Short task :: Give the number of lines that include the word "ihren", and nothing else.

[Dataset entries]
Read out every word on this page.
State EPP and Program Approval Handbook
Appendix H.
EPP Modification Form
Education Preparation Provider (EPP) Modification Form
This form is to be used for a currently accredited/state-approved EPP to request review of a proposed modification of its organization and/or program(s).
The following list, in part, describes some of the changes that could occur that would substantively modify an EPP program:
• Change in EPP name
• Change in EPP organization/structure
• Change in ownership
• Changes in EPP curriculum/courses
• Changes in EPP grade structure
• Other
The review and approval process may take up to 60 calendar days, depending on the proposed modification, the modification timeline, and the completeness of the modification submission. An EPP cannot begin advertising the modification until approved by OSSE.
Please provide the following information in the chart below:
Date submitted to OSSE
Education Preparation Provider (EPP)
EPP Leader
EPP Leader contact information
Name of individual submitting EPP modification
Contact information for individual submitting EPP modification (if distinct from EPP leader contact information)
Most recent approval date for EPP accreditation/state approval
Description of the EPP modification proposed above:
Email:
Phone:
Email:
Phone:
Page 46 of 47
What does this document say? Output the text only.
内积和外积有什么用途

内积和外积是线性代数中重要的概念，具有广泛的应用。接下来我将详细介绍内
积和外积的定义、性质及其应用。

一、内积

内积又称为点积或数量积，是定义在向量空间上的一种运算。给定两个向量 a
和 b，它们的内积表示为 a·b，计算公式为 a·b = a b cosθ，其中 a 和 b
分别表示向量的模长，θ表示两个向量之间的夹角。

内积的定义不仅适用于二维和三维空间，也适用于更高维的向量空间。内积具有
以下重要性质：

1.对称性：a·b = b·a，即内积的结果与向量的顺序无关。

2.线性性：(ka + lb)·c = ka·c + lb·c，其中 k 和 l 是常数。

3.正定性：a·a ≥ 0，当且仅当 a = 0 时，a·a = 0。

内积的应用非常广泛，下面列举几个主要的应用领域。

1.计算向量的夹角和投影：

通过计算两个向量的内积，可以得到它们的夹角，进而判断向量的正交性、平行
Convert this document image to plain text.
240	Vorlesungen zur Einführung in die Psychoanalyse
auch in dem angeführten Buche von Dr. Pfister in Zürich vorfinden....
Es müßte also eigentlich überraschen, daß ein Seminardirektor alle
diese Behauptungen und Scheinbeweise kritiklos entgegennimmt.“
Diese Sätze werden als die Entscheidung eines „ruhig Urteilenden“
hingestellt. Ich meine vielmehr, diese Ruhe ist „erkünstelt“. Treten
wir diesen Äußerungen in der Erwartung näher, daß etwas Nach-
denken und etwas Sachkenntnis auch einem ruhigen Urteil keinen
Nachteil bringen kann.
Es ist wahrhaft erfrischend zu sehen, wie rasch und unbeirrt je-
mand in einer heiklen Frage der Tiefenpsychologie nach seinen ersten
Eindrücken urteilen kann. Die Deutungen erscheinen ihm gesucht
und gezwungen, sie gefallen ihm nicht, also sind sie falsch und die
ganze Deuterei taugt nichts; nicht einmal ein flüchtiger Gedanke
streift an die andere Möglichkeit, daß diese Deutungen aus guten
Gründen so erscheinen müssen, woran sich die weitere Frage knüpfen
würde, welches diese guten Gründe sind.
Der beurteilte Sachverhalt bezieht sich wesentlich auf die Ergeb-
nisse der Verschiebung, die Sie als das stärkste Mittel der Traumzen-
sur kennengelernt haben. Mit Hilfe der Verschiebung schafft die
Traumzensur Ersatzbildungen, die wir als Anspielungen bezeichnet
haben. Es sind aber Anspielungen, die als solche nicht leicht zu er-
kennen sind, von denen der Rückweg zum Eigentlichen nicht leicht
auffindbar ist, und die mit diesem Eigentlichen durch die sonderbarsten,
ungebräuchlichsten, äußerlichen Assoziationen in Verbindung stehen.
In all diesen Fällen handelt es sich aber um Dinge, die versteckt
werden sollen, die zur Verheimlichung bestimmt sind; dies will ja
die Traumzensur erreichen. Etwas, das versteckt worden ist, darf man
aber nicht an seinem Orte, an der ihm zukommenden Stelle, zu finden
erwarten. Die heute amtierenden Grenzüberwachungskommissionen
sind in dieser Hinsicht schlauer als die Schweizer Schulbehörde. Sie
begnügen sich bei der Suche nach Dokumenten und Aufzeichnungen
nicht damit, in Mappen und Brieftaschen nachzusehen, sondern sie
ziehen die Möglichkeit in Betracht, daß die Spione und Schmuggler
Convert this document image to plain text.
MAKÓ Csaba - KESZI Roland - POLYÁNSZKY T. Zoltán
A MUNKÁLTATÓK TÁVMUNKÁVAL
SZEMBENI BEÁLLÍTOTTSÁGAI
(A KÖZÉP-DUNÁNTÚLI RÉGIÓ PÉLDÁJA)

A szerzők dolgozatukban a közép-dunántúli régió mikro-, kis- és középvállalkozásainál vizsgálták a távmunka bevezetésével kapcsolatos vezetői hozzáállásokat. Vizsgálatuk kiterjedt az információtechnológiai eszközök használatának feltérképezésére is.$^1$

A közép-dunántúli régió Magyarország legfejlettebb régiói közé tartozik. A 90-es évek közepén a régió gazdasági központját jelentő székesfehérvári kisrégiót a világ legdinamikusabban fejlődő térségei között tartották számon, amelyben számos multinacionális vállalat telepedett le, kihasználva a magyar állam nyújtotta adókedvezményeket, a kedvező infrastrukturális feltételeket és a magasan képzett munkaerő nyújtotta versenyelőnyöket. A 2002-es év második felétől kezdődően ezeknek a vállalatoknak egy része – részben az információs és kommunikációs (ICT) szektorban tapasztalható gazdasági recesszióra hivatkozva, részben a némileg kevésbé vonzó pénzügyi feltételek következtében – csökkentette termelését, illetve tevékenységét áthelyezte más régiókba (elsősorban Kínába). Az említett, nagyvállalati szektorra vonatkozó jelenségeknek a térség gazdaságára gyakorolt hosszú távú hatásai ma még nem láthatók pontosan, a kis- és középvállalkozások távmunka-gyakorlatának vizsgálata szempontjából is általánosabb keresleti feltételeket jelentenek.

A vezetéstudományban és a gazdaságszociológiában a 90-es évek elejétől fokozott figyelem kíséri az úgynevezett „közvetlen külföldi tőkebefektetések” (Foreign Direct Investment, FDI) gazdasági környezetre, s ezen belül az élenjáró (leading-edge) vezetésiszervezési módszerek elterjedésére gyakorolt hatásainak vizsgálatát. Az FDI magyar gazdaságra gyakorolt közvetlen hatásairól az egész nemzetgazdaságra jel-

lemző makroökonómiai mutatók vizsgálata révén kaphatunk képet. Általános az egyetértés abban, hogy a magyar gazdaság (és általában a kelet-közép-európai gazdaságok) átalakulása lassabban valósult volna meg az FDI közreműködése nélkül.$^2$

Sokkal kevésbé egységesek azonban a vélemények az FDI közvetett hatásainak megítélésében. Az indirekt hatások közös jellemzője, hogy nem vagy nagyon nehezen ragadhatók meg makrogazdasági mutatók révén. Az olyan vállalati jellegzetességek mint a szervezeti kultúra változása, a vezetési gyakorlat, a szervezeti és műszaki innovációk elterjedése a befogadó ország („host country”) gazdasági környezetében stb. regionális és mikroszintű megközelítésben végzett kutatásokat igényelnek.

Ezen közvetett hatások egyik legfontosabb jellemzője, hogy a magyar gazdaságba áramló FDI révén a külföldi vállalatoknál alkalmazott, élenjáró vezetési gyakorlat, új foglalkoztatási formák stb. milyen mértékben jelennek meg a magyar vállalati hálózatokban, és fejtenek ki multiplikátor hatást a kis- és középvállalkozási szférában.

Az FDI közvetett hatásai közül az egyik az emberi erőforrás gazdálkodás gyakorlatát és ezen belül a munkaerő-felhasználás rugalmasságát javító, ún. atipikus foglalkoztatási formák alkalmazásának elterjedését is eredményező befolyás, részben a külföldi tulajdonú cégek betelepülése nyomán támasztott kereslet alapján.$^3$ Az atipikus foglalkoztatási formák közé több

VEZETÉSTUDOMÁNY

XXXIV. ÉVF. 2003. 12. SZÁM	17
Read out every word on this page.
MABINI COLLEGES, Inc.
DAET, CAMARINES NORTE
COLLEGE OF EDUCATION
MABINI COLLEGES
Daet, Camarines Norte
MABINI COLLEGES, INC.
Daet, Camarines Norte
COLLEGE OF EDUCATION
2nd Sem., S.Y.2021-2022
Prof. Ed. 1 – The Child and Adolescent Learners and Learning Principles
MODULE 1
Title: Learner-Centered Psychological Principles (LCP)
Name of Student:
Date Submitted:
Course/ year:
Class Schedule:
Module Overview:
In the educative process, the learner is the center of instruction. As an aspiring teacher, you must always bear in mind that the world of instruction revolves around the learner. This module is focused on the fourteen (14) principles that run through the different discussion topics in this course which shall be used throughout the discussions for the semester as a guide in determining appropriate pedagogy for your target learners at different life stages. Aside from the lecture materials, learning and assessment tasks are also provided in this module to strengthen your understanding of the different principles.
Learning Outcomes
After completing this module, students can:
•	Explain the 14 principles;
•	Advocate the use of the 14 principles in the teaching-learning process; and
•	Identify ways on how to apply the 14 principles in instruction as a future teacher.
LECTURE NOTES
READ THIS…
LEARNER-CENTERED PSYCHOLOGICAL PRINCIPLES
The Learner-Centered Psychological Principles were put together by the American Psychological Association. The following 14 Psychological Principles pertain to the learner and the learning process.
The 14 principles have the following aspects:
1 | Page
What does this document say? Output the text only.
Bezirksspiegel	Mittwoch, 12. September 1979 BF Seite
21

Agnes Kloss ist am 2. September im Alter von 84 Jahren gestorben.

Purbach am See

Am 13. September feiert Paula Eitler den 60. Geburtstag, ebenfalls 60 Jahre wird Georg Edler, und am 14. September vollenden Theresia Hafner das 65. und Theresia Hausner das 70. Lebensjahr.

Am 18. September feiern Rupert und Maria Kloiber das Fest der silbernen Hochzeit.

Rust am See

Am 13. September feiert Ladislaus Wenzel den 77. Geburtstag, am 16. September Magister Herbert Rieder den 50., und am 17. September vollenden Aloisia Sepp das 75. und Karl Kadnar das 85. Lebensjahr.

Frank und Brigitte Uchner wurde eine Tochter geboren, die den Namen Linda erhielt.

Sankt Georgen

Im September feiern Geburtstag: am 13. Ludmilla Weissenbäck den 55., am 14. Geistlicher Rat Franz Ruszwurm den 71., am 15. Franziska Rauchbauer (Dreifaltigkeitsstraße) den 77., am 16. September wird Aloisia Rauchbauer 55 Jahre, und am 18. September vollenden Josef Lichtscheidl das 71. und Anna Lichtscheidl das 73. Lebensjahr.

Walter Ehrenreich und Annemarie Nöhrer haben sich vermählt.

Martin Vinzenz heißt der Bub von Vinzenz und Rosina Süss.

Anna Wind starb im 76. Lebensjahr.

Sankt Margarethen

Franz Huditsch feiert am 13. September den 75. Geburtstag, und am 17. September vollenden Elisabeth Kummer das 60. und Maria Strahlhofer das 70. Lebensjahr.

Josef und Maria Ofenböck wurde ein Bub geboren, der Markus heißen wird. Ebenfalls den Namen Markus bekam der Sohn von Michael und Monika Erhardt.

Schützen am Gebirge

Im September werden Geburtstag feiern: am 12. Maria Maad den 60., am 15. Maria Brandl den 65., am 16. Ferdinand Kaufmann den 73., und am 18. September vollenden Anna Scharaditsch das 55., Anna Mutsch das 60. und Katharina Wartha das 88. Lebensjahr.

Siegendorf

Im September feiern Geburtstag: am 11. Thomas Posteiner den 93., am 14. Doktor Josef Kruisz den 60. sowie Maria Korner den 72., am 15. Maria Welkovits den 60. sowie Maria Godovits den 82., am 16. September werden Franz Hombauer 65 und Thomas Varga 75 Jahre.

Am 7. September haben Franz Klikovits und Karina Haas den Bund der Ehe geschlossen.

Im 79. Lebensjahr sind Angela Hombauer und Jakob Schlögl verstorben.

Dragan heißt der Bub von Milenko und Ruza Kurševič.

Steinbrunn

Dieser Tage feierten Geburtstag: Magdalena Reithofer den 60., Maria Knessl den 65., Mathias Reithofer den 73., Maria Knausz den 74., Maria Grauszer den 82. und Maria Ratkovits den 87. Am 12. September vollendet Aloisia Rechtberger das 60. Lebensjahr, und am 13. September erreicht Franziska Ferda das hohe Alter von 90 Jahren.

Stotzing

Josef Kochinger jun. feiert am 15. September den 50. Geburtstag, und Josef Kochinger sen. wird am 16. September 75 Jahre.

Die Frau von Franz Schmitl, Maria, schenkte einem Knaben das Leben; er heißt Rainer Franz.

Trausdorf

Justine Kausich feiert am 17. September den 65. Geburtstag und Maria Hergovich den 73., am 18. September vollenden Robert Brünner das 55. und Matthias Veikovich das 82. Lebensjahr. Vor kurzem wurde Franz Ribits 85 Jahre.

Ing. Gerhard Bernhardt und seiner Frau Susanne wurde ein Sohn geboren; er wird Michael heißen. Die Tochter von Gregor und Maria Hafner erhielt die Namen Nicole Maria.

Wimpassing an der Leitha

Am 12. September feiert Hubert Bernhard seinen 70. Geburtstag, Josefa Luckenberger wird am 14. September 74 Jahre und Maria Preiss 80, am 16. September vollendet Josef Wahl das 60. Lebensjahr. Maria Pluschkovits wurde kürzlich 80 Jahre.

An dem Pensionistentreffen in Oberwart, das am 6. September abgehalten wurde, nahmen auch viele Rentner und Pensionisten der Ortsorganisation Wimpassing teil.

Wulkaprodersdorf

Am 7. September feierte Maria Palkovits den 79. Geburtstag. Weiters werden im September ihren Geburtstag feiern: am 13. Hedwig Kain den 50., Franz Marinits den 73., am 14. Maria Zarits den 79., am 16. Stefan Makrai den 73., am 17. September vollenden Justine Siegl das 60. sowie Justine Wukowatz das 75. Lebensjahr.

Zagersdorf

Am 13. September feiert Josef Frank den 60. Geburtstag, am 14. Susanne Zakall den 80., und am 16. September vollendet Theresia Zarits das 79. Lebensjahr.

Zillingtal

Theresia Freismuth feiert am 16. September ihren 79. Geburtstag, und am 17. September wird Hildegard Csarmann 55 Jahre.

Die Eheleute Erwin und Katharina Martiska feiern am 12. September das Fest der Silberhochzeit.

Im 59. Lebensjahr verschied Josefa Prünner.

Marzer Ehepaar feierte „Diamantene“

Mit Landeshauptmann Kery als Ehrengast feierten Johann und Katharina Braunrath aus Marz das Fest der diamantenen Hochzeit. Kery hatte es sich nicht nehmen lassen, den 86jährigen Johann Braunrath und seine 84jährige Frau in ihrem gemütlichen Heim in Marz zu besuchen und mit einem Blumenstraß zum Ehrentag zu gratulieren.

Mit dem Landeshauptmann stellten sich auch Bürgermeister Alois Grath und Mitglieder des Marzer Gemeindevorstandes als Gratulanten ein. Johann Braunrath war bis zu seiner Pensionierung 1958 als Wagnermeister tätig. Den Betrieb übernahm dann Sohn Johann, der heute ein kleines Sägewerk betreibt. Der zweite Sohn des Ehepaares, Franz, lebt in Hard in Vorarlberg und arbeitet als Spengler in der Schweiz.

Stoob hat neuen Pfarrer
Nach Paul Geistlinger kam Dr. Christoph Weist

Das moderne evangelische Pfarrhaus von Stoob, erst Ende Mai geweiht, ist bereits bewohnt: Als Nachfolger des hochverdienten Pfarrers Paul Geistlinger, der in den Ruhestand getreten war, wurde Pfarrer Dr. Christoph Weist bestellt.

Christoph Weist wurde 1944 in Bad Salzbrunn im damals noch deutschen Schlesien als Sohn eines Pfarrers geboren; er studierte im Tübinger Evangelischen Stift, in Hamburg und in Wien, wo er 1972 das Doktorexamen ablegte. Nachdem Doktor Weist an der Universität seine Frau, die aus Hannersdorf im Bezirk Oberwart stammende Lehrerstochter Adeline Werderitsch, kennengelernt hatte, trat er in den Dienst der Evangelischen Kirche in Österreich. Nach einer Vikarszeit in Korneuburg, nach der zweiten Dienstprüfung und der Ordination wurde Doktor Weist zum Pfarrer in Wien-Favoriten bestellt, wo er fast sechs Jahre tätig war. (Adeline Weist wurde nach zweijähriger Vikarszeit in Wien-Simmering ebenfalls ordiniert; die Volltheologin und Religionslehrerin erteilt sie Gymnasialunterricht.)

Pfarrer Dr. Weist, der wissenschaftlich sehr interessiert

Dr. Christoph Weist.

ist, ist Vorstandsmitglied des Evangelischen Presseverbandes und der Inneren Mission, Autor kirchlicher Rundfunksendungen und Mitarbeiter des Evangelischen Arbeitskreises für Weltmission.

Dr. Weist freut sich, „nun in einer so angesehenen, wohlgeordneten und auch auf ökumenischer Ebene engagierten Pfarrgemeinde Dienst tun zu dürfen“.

Solved exercise :: 2